### OBJECTIVE
Locate all lines with the word "dywaniki" and copy them out.

### DATA EXCERPTS
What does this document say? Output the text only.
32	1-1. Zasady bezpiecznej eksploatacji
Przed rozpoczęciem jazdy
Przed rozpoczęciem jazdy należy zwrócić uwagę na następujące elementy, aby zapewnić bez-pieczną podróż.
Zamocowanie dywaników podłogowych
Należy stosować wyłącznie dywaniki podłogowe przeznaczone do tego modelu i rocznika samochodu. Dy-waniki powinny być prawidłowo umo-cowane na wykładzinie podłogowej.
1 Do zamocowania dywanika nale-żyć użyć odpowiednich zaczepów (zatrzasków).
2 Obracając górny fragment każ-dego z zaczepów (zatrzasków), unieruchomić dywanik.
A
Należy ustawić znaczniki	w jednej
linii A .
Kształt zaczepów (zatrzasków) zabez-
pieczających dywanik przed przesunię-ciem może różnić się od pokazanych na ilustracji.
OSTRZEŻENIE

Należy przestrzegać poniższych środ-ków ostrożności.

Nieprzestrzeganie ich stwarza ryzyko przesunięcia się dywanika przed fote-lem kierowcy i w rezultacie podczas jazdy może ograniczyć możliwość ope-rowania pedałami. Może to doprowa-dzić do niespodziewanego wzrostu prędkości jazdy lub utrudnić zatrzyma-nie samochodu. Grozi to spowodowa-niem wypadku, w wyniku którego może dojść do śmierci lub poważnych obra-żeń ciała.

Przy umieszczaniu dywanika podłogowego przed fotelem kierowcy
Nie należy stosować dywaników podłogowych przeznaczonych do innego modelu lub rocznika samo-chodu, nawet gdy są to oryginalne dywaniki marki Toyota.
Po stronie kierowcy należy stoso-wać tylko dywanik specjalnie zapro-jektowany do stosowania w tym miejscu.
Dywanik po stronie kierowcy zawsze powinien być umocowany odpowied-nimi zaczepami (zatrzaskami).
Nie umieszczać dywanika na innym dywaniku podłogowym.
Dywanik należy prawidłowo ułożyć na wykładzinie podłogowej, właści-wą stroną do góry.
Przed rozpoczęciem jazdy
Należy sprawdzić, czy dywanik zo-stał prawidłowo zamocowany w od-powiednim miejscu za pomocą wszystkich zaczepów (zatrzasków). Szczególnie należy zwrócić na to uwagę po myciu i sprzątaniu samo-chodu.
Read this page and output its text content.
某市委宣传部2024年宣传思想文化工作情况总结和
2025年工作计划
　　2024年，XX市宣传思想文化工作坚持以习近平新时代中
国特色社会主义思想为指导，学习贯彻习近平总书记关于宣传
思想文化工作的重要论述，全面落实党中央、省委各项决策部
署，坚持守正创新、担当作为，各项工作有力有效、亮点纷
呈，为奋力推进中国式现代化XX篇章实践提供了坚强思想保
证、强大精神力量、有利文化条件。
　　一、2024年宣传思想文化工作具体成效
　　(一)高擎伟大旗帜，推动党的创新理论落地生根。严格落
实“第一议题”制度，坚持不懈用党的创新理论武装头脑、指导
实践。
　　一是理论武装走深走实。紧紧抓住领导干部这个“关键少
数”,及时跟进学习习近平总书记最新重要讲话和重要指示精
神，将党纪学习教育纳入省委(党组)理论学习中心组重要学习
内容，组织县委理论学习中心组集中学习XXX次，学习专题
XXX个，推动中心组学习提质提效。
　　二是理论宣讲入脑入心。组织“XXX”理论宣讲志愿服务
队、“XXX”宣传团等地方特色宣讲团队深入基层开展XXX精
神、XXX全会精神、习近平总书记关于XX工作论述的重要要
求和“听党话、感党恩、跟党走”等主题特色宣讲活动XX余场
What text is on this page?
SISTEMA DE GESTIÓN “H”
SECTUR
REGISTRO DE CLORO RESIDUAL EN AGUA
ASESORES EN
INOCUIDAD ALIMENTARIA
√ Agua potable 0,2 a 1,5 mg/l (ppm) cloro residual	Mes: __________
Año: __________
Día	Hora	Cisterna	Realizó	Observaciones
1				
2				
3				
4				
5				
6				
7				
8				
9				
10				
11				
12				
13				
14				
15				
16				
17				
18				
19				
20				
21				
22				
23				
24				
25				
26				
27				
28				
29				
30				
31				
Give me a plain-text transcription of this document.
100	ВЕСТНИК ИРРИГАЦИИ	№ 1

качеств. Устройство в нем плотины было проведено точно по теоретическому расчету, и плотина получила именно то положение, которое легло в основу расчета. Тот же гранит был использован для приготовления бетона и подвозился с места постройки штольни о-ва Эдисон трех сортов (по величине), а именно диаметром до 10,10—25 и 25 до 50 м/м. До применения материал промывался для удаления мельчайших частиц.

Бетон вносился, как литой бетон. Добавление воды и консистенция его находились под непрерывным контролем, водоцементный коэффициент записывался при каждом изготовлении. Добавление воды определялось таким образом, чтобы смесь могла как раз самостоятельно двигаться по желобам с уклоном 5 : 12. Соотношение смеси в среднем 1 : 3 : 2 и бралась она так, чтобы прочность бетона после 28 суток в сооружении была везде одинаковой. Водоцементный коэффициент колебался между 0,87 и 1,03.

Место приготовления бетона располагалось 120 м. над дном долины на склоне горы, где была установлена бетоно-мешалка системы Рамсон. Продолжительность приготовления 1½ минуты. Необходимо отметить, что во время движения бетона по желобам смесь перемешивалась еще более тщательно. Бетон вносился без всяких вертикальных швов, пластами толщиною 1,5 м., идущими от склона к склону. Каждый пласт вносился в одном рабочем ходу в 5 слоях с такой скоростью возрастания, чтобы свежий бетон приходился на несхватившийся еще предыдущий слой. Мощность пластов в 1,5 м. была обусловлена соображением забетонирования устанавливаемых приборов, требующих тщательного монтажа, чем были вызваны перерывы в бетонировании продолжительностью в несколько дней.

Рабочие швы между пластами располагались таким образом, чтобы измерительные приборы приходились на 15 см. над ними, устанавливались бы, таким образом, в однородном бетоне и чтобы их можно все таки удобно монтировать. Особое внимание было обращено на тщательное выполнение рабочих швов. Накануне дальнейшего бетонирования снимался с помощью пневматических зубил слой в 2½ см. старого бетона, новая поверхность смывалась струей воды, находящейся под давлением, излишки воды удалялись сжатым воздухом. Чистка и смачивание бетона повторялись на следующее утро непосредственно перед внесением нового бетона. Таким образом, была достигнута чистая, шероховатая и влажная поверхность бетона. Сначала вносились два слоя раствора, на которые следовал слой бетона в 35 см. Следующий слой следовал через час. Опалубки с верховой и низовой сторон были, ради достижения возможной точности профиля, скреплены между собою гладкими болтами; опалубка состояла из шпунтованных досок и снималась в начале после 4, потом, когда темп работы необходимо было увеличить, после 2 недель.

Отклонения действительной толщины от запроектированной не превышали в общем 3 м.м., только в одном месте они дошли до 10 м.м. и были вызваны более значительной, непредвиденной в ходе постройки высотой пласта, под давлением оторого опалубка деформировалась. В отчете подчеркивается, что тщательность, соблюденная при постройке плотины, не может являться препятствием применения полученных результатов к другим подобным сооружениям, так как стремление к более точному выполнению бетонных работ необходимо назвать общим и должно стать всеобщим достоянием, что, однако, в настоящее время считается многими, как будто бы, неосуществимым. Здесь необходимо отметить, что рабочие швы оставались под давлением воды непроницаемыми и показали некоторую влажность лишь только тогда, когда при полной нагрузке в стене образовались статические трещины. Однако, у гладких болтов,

### TASK ANSWER
Należy stosować wyłącznie dywaniki podłogowe przeznaczone do tego modelu i rocznika samochodu. Dy-waniki powinny być prawidłowo umo-cowane na wykładzinie podłogowej.
Nie należy stosować dywaników podłogowych przeznaczonych do innego modelu lub rocznika samo-chodu, nawet gdy są to oryginalne dywaniki marki Toyota.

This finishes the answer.